Work to do | What follows is a set of entries. Give them again exactly, without the pictures.

Dataset listings of figures |
○ ○ ○ ○ ○
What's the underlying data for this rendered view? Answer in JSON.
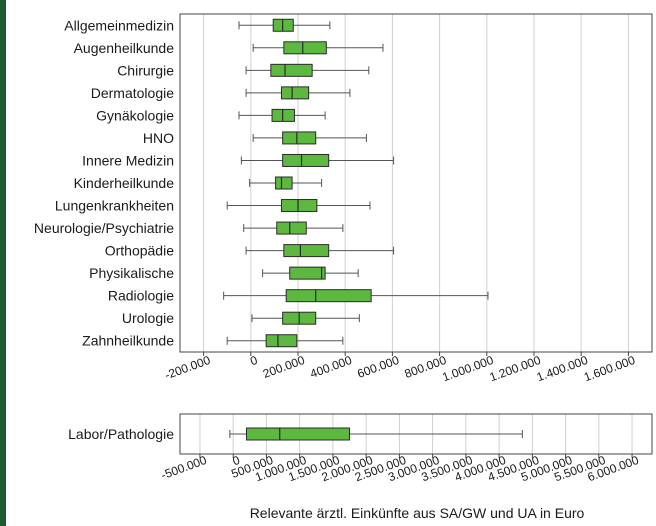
{
  "colors": {
    "frame": "#1f5a32",
    "box_fill": "#5cb83f",
    "box_stroke": "#2b2b2b",
    "grid": "#cfcfcf",
    "plot_border": "#444444"
  },
  "chart_data": [
    {
      "type": "boxplot",
      "orientation": "horizontal",
      "categories": [
        "Allgemeinmedizin",
        "Augenheilkunde",
        "Chirurgie",
        "Dermatologie",
        "Gynäkologie",
        "HNO",
        "Innere Medizin",
        "Kinderheilkunde",
        "Lungenkrankheiten",
        "Neurologie/Psychiatrie",
        "Orthopädie",
        "Physikalische",
        "Radiologie",
        "Urologie",
        "Zahnheilkunde"
      ],
      "boxes": [
        {
          "min": -50000,
          "q1": 95000,
          "median": 135000,
          "q3": 180000,
          "max": 335000
        },
        {
          "min": 10000,
          "q1": 140000,
          "median": 220000,
          "q3": 320000,
          "max": 560000
        },
        {
          "min": -20000,
          "q1": 85000,
          "median": 145000,
          "q3": 260000,
          "max": 500000
        },
        {
          "min": -20000,
          "q1": 130000,
          "median": 175000,
          "q3": 245000,
          "max": 420000
        },
        {
          "min": -50000,
          "q1": 90000,
          "median": 135000,
          "q3": 185000,
          "max": 315000
        },
        {
          "min": 10000,
          "q1": 135000,
          "median": 195000,
          "q3": 275000,
          "max": 490000
        },
        {
          "min": -40000,
          "q1": 135000,
          "median": 215000,
          "q3": 330000,
          "max": 605000
        },
        {
          "min": -5000,
          "q1": 105000,
          "median": 130000,
          "q3": 175000,
          "max": 300000
        },
        {
          "min": -100000,
          "q1": 130000,
          "median": 200000,
          "q3": 280000,
          "max": 505000
        },
        {
          "min": -30000,
          "q1": 110000,
          "median": 165000,
          "q3": 235000,
          "max": 390000
        },
        {
          "min": -20000,
          "q1": 140000,
          "median": 210000,
          "q3": 330000,
          "max": 605000
        },
        {
          "min": 50000,
          "q1": 165000,
          "median": 300000,
          "q3": 315000,
          "max": 455000
        },
        {
          "min": -115000,
          "q1": 150000,
          "median": 275000,
          "q3": 510000,
          "max": 1005000
        },
        {
          "min": 5000,
          "q1": 135000,
          "median": 205000,
          "q3": 275000,
          "max": 460000
        },
        {
          "min": -100000,
          "q1": 65000,
          "median": 115000,
          "q3": 195000,
          "max": 390000
        }
      ],
      "xlim": [
        -300000,
        1700000
      ],
      "xticks": [
        -200000,
        0,
        200000,
        400000,
        600000,
        800000,
        1000000,
        1200000,
        1400000,
        1600000
      ],
      "xtick_labels": [
        "-200.000",
        "0",
        "200.000",
        "400.000",
        "600.000",
        "800.000",
        "1.000.000",
        "1.200.000",
        "1.400.000",
        "1.600.000"
      ],
      "grid": true
    },
    {
      "type": "boxplot",
      "orientation": "horizontal",
      "categories": [
        "Labor/Pathologie"
      ],
      "boxes": [
        {
          "min": -50000,
          "q1": 200000,
          "median": 700000,
          "q3": 1750000,
          "max": 4350000
        }
      ],
      "xlim": [
        -800000,
        6300000
      ],
      "xticks": [
        -500000,
        0,
        500000,
        1000000,
        1500000,
        2000000,
        2500000,
        3000000,
        3500000,
        4000000,
        4500000,
        5000000,
        5500000,
        6000000
      ],
      "xtick_labels": [
        "-500.000",
        "0",
        "500.000",
        "1.000.000",
        "1.500.000",
        "2.000.000",
        "2.500.000",
        "3.000.000",
        "3.500.000",
        "4.000.000",
        "4.500.000",
        "5.000.000",
        "5.500.000",
        "6.000.000"
      ],
      "xlabel": "Relevante ärztl. Einkünfte aus SA/GW und UA in Euro",
      "grid": true
    }
  ]
}
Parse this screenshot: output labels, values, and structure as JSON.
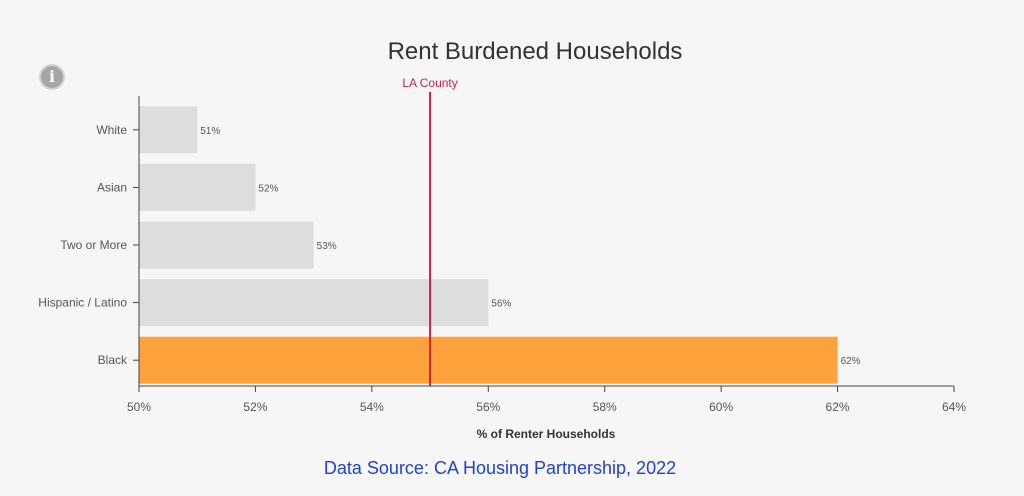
○ ○ ○ ○ ○
Task answer |
What's the underlying data for this rendered view? Answer in JSON.
{
  "colors": {
    "frame": "#1f5a32",
    "box_fill": "#5cb83f",
    "box_stroke": "#2b2b2b",
    "grid": "#cfcfcf",
    "plot_border": "#444444"
  },
  "chart_data": [
    {
      "type": "boxplot",
      "orientation": "horizontal",
      "categories": [
        "Allgemeinmedizin",
        "Augenheilkunde",
        "Chirurgie",
        "Dermatologie",
        "Gynäkologie",
        "HNO",
        "Innere Medizin",
        "Kinderheilkunde",
        "Lungenkrankheiten",
        "Neurologie/Psychiatrie",
        "Orthopädie",
        "Physikalische",
        "Radiologie",
        "Urologie",
        "Zahnheilkunde"
      ],
      "boxes": [
        {
          "min": -50000,
          "q1": 95000,
          "median": 135000,
          "q3": 180000,
          "max": 335000
        },
        {
          "min": 10000,
          "q1": 140000,
          "median": 220000,
          "q3": 320000,
          "max": 560000
        },
        {
          "min": -20000,
          "q1": 85000,
          "median": 145000,
          "q3": 260000,
          "max": 500000
        },
        {
          "min": -20000,
          "q1": 130000,
          "median": 175000,
          "q3": 245000,
          "max": 420000
        },
        {
          "min": -50000,
          "q1": 90000,
          "median": 135000,
          "q3": 185000,
          "max": 315000
        },
        {
          "min": 10000,
          "q1": 135000,
          "median": 195000,
          "q3": 275000,
          "max": 490000
        },
        {
          "min": -40000,
          "q1": 135000,
          "median": 215000,
          "q3": 330000,
          "max": 605000
        },
        {
          "min": -5000,
          "q1": 105000,
          "median": 130000,
          "q3": 175000,
          "max": 300000
        },
        {
          "min": -100000,
          "q1": 130000,
          "median": 200000,
          "q3": 280000,
          "max": 505000
        },
        {
          "min": -30000,
          "q1": 110000,
          "median": 165000,
          "q3": 235000,
          "max": 390000
        },
        {
          "min": -20000,
          "q1": 140000,
          "median": 210000,
          "q3": 330000,
          "max": 605000
        },
        {
          "min": 50000,
          "q1": 165000,
          "median": 300000,
          "q3": 315000,
          "max": 455000
        },
        {
          "min": -115000,
          "q1": 150000,
          "median": 275000,
          "q3": 510000,
          "max": 1005000
        },
        {
          "min": 5000,
          "q1": 135000,
          "median": 205000,
          "q3": 275000,
          "max": 460000
        },
        {
          "min": -100000,
          "q1": 65000,
          "median": 115000,
          "q3": 195000,
          "max": 390000
        }
      ],
      "xlim": [
        -300000,
        1700000
      ],
      "xticks": [
        -200000,
        0,
        200000,
        400000,
        600000,
        800000,
        1000000,
        1200000,
        1400000,
        1600000
      ],
      "xtick_labels": [
        "-200.000",
        "0",
        "200.000",
        "400.000",
        "600.000",
        "800.000",
        "1.000.000",
        "1.200.000",
        "1.400.000",
        "1.600.000"
      ],
      "grid": true
    },
    {
      "type": "boxplot",
      "orientation": "horizontal",
      "categories": [
        "Labor/Pathologie"
      ],
      "boxes": [
        {
          "min": -50000,
          "q1": 200000,
          "median": 700000,
          "q3": 1750000,
          "max": 4350000
        }
      ],
      "xlim": [
        -800000,
        6300000
      ],
      "xticks": [
        -500000,
        0,
        500000,
        1000000,
        1500000,
        2000000,
        2500000,
        3000000,
        3500000,
        4000000,
        4500000,
        5000000,
        5500000,
        6000000
      ],
      "xtick_labels": [
        "-500.000",
        "0",
        "500.000",
        "1.000.000",
        "1.500.000",
        "2.000.000",
        "2.500.000",
        "3.000.000",
        "3.500.000",
        "4.000.000",
        "4.500.000",
        "5.000.000",
        "5.500.000",
        "6.000.000"
      ],
      "xlabel": "Relevante ärztl. Einkünfte aus SA/GW und UA in Euro",
      "grid": true
    }
  ]
}
Parse this screenshot: output labels, values, and structure as JSON.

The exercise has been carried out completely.